=== Set exercise ===
How many lines hold the string "качестве"? Give only the number.

=== Material shown ===
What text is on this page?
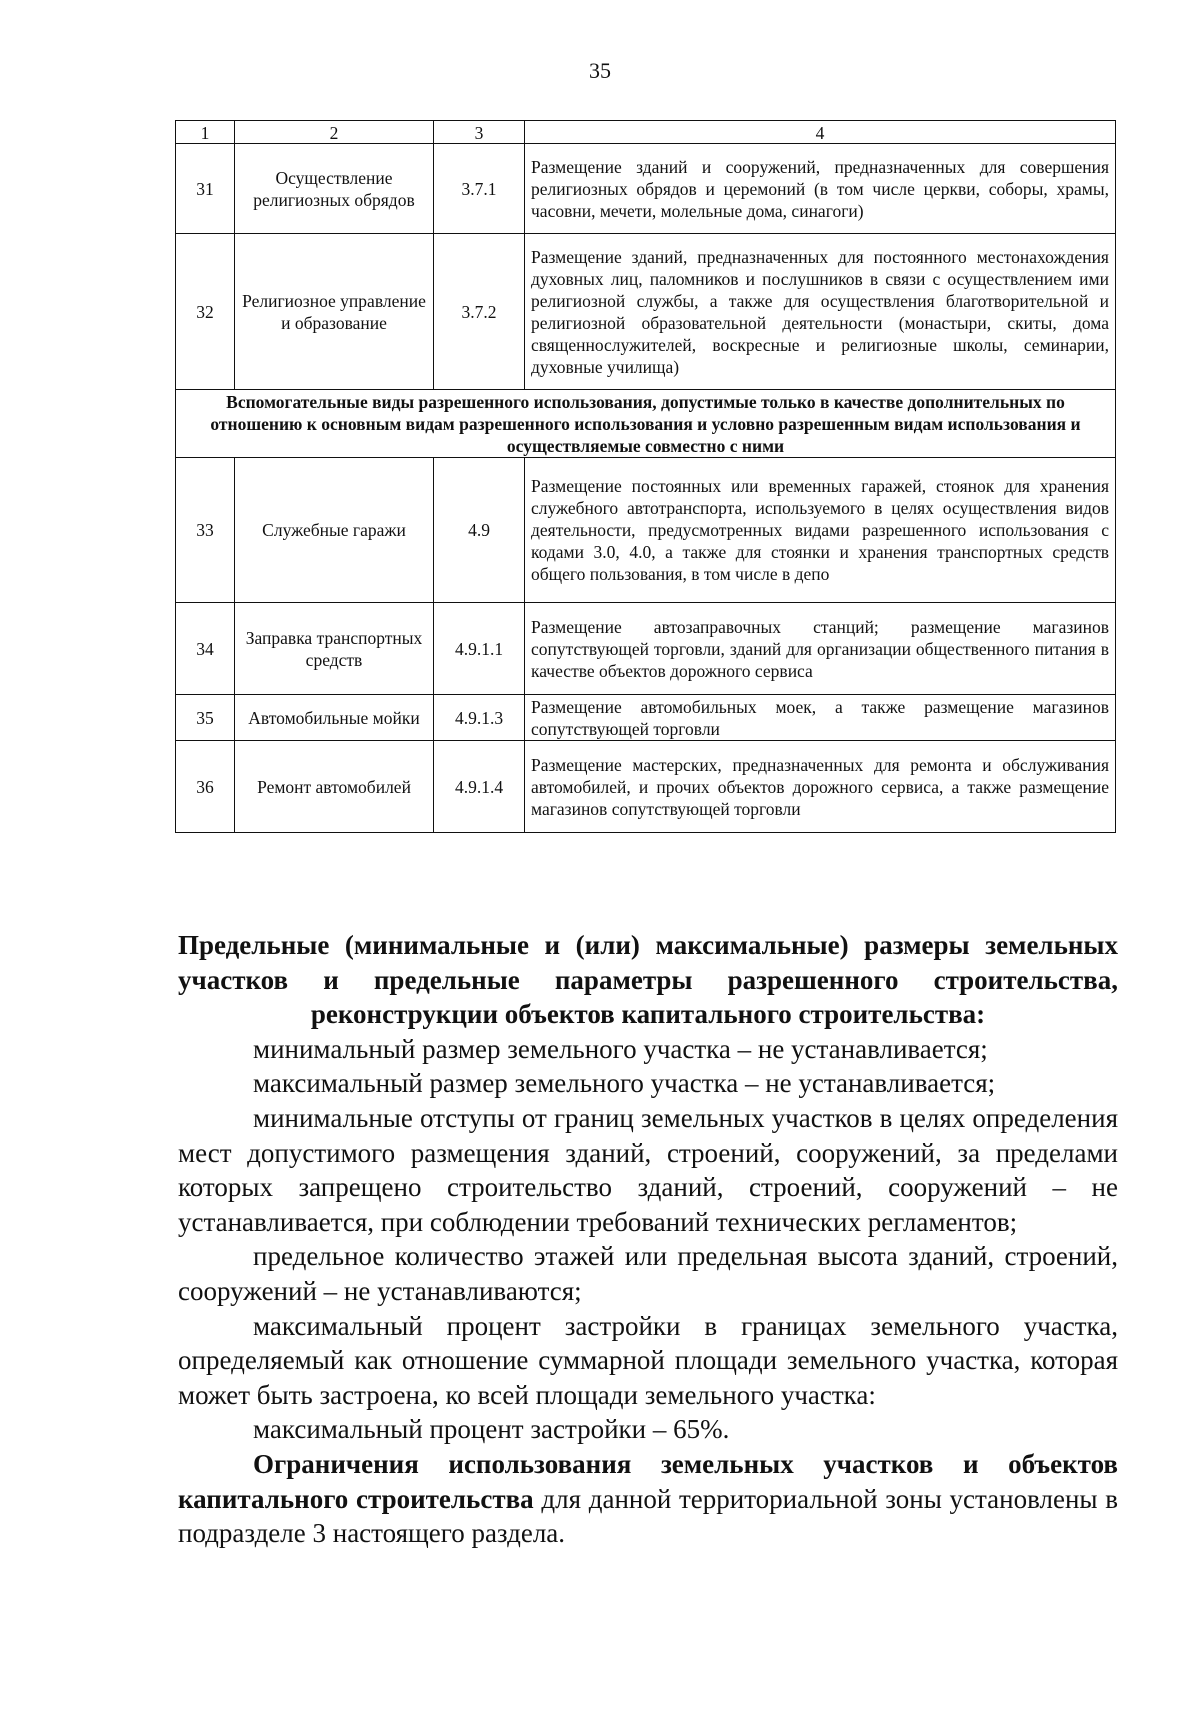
35
1	2	3	4
31	Осуществление религиозных обрядов	3.7.1	Размещение зданий и сооружений, предназначенных для совершения религиозных обрядов и церемоний (в том числе церкви, соборы, храмы, часовни, мечети, молельные дома, синагоги)

32	Религиозное управление и образование	3.7.2	Размещение зданий, предназначенных для постоянного местонахождения духовных лиц, паломников и послушников в связи с осуществлением ими религиозной службы, а также для осуществления благотворительной и религиозной образовательной деятельности (монастыри, скиты, дома священнослужителей, воскресные и религиозные школы, семинарии, духовные училища)

Вспомогательные виды разрешенного использования, допустимые только в качестве дополнительных по отношению к основным видам разрешенного использования и условно разрешенным видам использования и осуществляемые совместно с ними			
33	Служебные гаражи	4.9	Размещение постоянных или временных гаражей, стоянок для хранения служебного автотранспорта, используемого в целях осуществления видов деятельности, предусмотренных видами разрешенного использования с кодами 3.0, 4.0, а также для стоянки и хранения транспортных средств общего пользования, в том числе в депо

34	Заправка транспортных средств	4.9.1.1	Размещение автозаправочных станций; размещение магазинов сопутствующей торговли, зданий для организации общественного питания в качестве объектов дорожного сервиса

35	Автомобильные мойки	4.9.1.3	Размещение автомобильных моек, а также размещение магазинов сопутствующей торговли

36	Ремонт автомобилей	4.9.1.4	Размещение мастерских, предназначенных для ремонта и обслуживания автомобилей, и прочих объектов дорожного сервиса, а также размещение магазинов сопутствующей торговли

Предельные (минимальные и (или) максимальные) размеры земельных участков и предельные параметры разрешенного строительства, реконструкции объектов капитального строительства:

минимальный размер земельного участка – не устанавливается;

максимальный размер земельного участка – не устанавливается;

минимальные отступы от границ земельных участков в целях определения мест допустимого размещения зданий, строений, сооружений, за пределами которых запрещено строительство зданий, строений, сооружений – не устанавливается, при соблюдении требований технических регламентов;

предельное количество этажей или предельная высота зданий, строений, сооружений – не устанавливаются;

максимальный процент застройки в границах земельного участка, определяемый как отношение суммарной площади земельного участка, которая может быть застроена, ко всей площади земельного участка:

максимальный процент застройки – 65%.

Ограничения использования земельных участков и объектов капитального строительства для данной территориальной зоны установлены в подразделе 3 настоящего раздела.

=== Exercise result ===
2